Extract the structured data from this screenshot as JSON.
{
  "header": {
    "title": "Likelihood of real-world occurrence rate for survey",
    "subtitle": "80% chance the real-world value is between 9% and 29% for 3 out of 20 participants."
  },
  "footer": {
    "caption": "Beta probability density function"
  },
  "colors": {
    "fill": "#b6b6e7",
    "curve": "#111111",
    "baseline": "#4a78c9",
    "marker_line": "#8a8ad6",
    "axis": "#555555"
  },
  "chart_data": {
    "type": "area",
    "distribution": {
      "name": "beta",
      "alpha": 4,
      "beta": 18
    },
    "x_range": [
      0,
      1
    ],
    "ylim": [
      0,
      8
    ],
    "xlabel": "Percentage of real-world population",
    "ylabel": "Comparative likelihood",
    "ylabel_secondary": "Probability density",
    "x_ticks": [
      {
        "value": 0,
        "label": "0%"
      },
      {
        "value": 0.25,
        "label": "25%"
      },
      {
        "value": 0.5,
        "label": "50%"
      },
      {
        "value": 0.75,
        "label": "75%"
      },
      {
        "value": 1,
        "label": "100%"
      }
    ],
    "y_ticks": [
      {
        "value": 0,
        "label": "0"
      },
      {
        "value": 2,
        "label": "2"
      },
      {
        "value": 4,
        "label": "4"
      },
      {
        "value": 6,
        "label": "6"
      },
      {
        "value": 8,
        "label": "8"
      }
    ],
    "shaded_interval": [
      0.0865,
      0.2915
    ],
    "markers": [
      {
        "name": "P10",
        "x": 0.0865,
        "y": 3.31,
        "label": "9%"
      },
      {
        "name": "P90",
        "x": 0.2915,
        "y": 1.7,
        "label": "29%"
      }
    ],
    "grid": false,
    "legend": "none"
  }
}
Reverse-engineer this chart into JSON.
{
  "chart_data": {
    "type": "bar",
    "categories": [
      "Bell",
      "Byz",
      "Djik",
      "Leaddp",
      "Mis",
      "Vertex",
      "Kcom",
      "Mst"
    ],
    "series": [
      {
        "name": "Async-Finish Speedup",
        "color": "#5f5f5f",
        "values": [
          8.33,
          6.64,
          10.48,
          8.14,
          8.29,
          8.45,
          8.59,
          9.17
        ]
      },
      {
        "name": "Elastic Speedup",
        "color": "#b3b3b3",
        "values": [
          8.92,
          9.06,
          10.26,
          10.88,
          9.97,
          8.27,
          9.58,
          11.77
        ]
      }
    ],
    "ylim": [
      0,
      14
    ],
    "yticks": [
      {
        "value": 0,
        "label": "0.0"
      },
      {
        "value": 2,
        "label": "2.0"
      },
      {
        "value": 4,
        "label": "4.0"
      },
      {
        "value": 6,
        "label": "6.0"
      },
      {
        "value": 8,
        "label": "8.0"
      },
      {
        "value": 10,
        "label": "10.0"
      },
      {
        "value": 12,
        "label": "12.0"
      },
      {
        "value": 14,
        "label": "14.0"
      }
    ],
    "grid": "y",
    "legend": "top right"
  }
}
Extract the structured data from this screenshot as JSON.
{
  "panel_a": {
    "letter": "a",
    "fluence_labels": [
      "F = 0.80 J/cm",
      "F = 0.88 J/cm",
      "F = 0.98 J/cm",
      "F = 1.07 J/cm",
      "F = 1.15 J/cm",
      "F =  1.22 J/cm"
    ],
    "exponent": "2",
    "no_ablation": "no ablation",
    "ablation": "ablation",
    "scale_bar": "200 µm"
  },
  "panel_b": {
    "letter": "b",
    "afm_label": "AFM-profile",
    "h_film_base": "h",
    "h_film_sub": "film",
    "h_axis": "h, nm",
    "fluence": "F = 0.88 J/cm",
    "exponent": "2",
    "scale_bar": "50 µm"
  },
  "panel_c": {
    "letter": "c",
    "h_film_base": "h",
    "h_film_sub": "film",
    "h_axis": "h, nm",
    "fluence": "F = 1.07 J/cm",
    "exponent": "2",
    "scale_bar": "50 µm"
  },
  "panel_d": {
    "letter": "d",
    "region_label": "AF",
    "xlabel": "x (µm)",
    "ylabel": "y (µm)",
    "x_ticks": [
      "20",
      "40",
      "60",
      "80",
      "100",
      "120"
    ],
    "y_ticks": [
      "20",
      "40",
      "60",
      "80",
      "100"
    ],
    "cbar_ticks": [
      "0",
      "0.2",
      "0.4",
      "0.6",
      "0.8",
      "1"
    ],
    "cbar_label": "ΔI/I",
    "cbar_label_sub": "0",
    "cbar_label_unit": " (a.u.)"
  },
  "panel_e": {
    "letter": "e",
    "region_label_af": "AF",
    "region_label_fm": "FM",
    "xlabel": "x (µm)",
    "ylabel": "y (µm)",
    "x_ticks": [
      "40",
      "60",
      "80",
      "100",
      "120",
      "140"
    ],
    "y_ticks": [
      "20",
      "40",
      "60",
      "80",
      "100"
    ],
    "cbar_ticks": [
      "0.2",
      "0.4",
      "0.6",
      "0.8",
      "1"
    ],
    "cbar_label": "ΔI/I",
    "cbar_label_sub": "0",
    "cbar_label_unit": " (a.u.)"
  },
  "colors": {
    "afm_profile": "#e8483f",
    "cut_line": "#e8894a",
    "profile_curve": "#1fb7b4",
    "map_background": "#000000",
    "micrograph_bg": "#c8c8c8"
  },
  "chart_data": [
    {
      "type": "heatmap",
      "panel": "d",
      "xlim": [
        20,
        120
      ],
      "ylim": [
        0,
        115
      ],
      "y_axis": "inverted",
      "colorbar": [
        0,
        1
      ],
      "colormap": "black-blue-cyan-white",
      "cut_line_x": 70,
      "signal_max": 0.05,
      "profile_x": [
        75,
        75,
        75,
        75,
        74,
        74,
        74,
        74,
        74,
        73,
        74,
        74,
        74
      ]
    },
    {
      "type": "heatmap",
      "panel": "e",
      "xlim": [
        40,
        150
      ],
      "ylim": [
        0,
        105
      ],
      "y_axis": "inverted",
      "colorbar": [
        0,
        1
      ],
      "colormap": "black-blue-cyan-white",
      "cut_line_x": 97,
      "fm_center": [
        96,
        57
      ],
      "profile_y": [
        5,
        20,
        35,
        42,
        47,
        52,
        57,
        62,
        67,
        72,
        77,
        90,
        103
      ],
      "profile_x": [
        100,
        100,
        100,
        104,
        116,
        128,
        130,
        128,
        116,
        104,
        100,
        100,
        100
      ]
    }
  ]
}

----------

**Written exercise:**
Take the entries and copy them out exactly.

**Written answer:**
Extract the structured data from this screenshot as JSON.
{
  "header": {
    "title": "Likelihood of real-world occurrence rate for survey",
    "subtitle": "80% chance the real-world value is between 9% and 29% for 3 out of 20 participants."
  },
  "footer": {
    "caption": "Beta probability density function"
  },
  "colors": {
    "fill": "#b6b6e7",
    "curve": "#111111",
    "baseline": "#4a78c9",
    "marker_line": "#8a8ad6",
    "axis": "#555555"
  },
  "chart_data": {
    "type": "area",
    "distribution": {
      "name": "beta",
      "alpha": 4,
      "beta": 18
    },
    "x_range": [
      0,
      1
    ],
    "ylim": [
      0,
      8
    ],
    "xlabel": "Percentage of real-world population",
    "ylabel": "Comparative likelihood",
    "ylabel_secondary": "Probability density",
    "x_ticks": [
      {
        "value": 0,
        "label": "0%"
      },
      {
        "value": 0.25,
        "label": "25%"
      },
      {
        "value": 0.5,
        "label": "50%"
      },
      {
        "value": 0.75,
        "label": "75%"
      },
      {
        "value": 1,
        "label": "100%"
      }
    ],
    "y_ticks": [
      {
        "value": 0,
        "label": "0"
      },
      {
        "value": 2,
        "label": "2"
      },
      {
        "value": 4,
        "label": "4"
      },
      {
        "value": 6,
        "label": "6"
      },
      {
        "value": 8,
        "label": "8"
      }
    ],
    "shaded_interval": [
      0.0865,
      0.2915
    ],
    "markers": [
      {
        "name": "P10",
        "x": 0.0865,
        "y": 3.31,
        "label": "9%"
      },
      {
        "name": "P90",
        "x": 0.2915,
        "y": 1.7,
        "label": "29%"
      }
    ],
    "grid": false,
    "legend": "none"
  }
}
Reverse-engineer this chart into JSON.
{
  "chart_data": {
    "type": "bar",
    "categories": [
      "Bell",
      "Byz",
      "Djik",
      "Leaddp",
      "Mis",
      "Vertex",
      "Kcom",
      "Mst"
    ],
    "series": [
      {
        "name": "Async-Finish Speedup",
        "color": "#5f5f5f",
        "values": [
          8.33,
          6.64,
          10.48,
          8.14,
          8.29,
          8.45,
          8.59,
          9.17
        ]
      },
      {
        "name": "Elastic Speedup",
        "color": "#b3b3b3",
        "values": [
          8.92,
          9.06,
          10.26,
          10.88,
          9.97,
          8.27,
          9.58,
          11.77
        ]
      }
    ],
    "ylim": [
      0,
      14
    ],
    "yticks": [
      {
        "value": 0,
        "label": "0.0"
      },
      {
        "value": 2,
        "label": "2.0"
      },
      {
        "value": 4,
        "label": "4.0"
      },
      {
        "value": 6,
        "label": "6.0"
      },
      {
        "value": 8,
        "label": "8.0"
      },
      {
        "value": 10,
        "label": "10.0"
      },
      {
        "value": 12,
        "label": "12.0"
      },
      {
        "value": 14,
        "label": "14.0"
      }
    ],
    "grid": "y",
    "legend": "top right"
  }
}
Extract the structured data from this screenshot as JSON.
{
  "panel_a": {
    "letter": "a",
    "fluence_labels": [
      "F = 0.80 J/cm",
      "F = 0.88 J/cm",
      "F = 0.98 J/cm",
      "F = 1.07 J/cm",
      "F = 1.15 J/cm",
      "F =  1.22 J/cm"
    ],
    "exponent": "2",
    "no_ablation": "no ablation",
    "ablation": "ablation",
    "scale_bar": "200 µm"
  },
  "panel_b": {
    "letter": "b",
    "afm_label": "AFM-profile",
    "h_film_base": "h",
    "h_film_sub": "film",
    "h_axis": "h, nm",
    "fluence": "F = 0.88 J/cm",
    "exponent": "2",
    "scale_bar": "50 µm"
  },
  "panel_c": {
    "letter": "c",
    "h_film_base": "h",
    "h_film_sub": "film",
    "h_axis": "h, nm",
    "fluence": "F = 1.07 J/cm",
    "exponent": "2",
    "scale_bar": "50 µm"
  },
  "panel_d": {
    "letter": "d",
    "region_label": "AF",
    "xlabel": "x (µm)",
    "ylabel": "y (µm)",
    "x_ticks": [
      "20",
      "40",
      "60",
      "80",
      "100",
      "120"
    ],
    "y_ticks": [
      "20",
      "40",
      "60",
      "80",
      "100"
    ],
    "cbar_ticks": [
      "0",
      "0.2",
      "0.4",
      "0.6",
      "0.8",
      "1"
    ],
    "cbar_label": "ΔI/I",
    "cbar_label_sub": "0",
    "cbar_label_unit": " (a.u.)"
  },
  "panel_e": {
    "letter": "e",
    "region_label_af": "AF",
    "region_label_fm": "FM",
    "xlabel": "x (µm)",
    "ylabel": "y (µm)",
    "x_ticks": [
      "40",
      "60",
      "80",
      "100",
      "120",
      "140"
    ],
    "y_ticks": [
      "20",
      "40",
      "60",
      "80",
      "100"
    ],
    "cbar_ticks": [
      "0.2",
      "0.4",
      "0.6",
      "0.8",
      "1"
    ],
    "cbar_label": "ΔI/I",
    "cbar_label_sub": "0",
    "cbar_label_unit": " (a.u.)"
  },
  "colors": {
    "afm_profile": "#e8483f",
    "cut_line": "#e8894a",
    "profile_curve": "#1fb7b4",
    "map_background": "#000000",
    "micrograph_bg": "#c8c8c8"
  },
  "chart_data": [
    {
      "type": "heatmap",
      "panel": "d",
      "xlim": [
        20,
        120
      ],
      "ylim": [
        0,
        115
      ],
      "y_axis": "inverted",
      "colorbar": [
        0,
        1
      ],
      "colormap": "black-blue-cyan-white",
      "cut_line_x": 70,
      "signal_max": 0.05,
      "profile_x": [
        75,
        75,
        75,
        75,
        74,
        74,
        74,
        74,
        74,
        73,
        74,
        74,
        74
      ]
    },
    {
      "type": "heatmap",
      "panel": "e",
      "xlim": [
        40,
        150
      ],
      "ylim": [
        0,
        105
      ],
      "y_axis": "inverted",
      "colorbar": [
        0,
        1
      ],
      "colormap": "black-blue-cyan-white",
      "cut_line_x": 97,
      "fm_center": [
        96,
        57
      ],
      "profile_y": [
        5,
        20,
        35,
        42,
        47,
        52,
        57,
        62,
        67,
        72,
        77,
        90,
        103
      ],
      "profile_x": [
        100,
        100,
        100,
        104,
        116,
        128,
        130,
        128,
        116,
        104,
        100,
        100,
        100
      ]
    }
  ]
}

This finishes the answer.